A packer bypass (10) for use between a pump and packer in a testing string for venting said pump and packer to a well annulus after completion of a testing operation, comprises a case (50) with an inner flow tube (88) disposed therein such that an annular passageway (90) is defined therebetween. A piston (56) having a lower portion is reciprocably disposed in the annular passageway. A plurality of latching fingers (178) are pivotally mounted to the lower end of the piston and biased towards a latching position. A bypassing mandrel (54) is reciprocably disposed in the annular passageway below the piston and has an open position for bypassing pump pressure thereabove and packer pressure therebelow to the well annulus and also has a closed position in which bypassing is prevented. The mandrel may be raised from the closed position to the open position by lowering the piston and engaging the latching fingers with a flange (220) on the mandrel.

Description

  • The present invention relates to bypass devices for relieving pressure on inflatable packers in a tool string.

▸ Problems and tasks:
(1) In the packer bypass text, what is formed between the case and the inner flow tube?
(2) Using the packer bypass text, explain how the bypassing mandrel is moved from its closed position to its open position.
(3) Resume the packer bypass text after its last sentence.

▸ Dataset:
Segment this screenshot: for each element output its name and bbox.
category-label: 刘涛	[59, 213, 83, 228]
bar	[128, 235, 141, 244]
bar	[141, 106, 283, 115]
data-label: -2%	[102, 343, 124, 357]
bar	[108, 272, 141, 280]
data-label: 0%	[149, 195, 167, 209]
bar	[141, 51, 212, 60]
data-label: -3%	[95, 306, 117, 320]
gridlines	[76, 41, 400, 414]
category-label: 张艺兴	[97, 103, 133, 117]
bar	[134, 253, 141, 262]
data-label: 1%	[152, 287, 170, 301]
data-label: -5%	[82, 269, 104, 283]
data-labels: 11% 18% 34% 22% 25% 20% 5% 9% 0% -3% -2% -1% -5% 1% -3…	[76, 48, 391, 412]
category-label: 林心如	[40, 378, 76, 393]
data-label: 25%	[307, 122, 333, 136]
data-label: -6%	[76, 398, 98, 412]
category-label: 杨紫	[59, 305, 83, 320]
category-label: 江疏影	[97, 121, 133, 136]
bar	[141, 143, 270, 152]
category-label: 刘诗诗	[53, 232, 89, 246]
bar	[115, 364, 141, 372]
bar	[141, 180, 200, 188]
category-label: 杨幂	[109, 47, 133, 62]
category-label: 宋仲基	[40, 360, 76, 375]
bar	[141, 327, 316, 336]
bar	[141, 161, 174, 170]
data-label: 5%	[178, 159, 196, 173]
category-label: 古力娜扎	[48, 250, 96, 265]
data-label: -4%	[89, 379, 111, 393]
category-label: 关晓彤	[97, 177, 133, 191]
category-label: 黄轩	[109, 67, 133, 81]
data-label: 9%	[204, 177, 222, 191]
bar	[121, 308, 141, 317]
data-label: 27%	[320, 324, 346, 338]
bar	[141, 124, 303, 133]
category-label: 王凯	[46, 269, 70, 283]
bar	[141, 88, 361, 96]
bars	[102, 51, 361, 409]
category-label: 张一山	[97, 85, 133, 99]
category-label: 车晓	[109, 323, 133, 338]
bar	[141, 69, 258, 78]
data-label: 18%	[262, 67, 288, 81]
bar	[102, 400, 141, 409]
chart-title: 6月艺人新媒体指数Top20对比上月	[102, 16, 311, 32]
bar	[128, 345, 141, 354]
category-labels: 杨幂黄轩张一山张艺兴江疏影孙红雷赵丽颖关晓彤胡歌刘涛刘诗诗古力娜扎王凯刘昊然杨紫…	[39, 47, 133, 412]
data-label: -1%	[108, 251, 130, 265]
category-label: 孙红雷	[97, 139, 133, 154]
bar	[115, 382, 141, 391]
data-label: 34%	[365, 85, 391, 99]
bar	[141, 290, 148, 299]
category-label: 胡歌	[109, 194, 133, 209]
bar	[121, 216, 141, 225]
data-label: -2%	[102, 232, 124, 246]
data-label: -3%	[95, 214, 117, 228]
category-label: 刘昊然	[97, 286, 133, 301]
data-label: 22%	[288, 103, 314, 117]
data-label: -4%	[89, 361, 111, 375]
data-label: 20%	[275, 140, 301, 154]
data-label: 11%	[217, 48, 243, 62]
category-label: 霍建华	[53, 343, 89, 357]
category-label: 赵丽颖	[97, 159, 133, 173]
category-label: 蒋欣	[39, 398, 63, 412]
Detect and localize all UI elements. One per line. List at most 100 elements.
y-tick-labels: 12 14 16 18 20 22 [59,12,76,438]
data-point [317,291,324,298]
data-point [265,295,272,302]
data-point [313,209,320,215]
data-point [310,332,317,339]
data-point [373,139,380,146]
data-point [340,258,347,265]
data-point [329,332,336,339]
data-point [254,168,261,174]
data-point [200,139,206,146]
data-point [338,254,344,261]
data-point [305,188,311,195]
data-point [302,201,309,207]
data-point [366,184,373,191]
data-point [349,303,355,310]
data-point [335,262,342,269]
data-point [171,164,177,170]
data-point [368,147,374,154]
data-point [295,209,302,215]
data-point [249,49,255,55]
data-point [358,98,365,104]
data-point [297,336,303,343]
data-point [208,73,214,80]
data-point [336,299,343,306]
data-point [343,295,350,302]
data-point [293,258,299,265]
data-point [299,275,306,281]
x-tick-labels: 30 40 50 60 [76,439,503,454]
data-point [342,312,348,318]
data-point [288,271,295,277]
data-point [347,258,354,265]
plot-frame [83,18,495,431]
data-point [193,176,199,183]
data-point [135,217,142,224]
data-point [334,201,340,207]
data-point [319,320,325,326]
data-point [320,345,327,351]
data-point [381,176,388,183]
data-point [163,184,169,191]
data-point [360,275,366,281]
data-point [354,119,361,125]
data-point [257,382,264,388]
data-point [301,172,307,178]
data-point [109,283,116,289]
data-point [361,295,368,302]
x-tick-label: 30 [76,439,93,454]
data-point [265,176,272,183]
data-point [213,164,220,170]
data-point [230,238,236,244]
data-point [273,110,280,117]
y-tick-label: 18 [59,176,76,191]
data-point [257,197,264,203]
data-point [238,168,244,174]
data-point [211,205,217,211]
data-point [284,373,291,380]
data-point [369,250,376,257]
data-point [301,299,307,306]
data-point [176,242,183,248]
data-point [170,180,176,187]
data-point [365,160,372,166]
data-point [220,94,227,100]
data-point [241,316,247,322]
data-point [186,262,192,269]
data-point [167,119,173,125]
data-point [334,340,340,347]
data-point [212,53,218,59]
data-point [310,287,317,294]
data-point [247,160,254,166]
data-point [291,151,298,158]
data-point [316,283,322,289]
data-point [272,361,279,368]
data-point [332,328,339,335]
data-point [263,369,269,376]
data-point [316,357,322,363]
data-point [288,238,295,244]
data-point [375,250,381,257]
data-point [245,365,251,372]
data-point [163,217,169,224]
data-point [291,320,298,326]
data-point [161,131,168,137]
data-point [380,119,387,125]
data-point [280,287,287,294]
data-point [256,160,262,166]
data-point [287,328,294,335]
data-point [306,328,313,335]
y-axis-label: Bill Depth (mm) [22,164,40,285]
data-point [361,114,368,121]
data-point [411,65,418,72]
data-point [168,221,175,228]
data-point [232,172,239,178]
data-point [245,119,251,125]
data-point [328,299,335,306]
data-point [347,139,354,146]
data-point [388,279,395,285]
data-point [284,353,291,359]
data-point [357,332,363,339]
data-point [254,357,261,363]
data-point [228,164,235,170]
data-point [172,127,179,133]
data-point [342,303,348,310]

▸ Replies:
(1) An annular passageway (90).

(2) The piston is lowered so that the latching fingers on its lower end, which are biased toward a latching position, catch a flange (220) on the mandrel. The mandrel can then be raised into its open position, which bypasses pump pressure above it and packer pressure below it to the well annulus.

(3)
  • In testing a well formation, a testing string is lowered into a well bore such that packers are positioned above and below the formation to be tested. The packers are typically of the inflatable type and a pump in the testing string is actuated for pumping fluid to inflate the packers into sealing engagement with the well bore for iso­lation of the formation. When testing is completed, it is necessary to bypass or vent the fluid in the packers back to the well annulus so that the testing string may be moved to a different location in the well bore or removed there­from.
  • A typical packer used is the Halliburton Hydroflate (trade mark) packer which is described in Halliburton Services Catalog 43, pages 2537-2538. The pump previously used with this packer has a built-in packer bypass which releases fluid from the packers when pull is exerted on the bypass from the surface.
  • We have now devised an improved such packer bypass.
  • According to the present invention, there is provided a packer bypass apparatus for use in a testing string with a pump and an inflatable packer, said apparatus comprising: case means defining a central opening there­through; piston means reciprocably disposed in said central opening of said case means and movable between a first position and a second position; mandrel means disposed in said central opening of said case means and having a bypass position for providing communication between said packer and a well annulus and further having a sealed position preventing communication between said packer and said well annulus; and latching means in operative association with said piston means for latchingly engaging said mandrel means when said mandrel means is in said sealed position and said piston means is in said second position, whereby said mandrel means may be moved from said sealed position to said bypass position by moving said piston means from said second position to said first position.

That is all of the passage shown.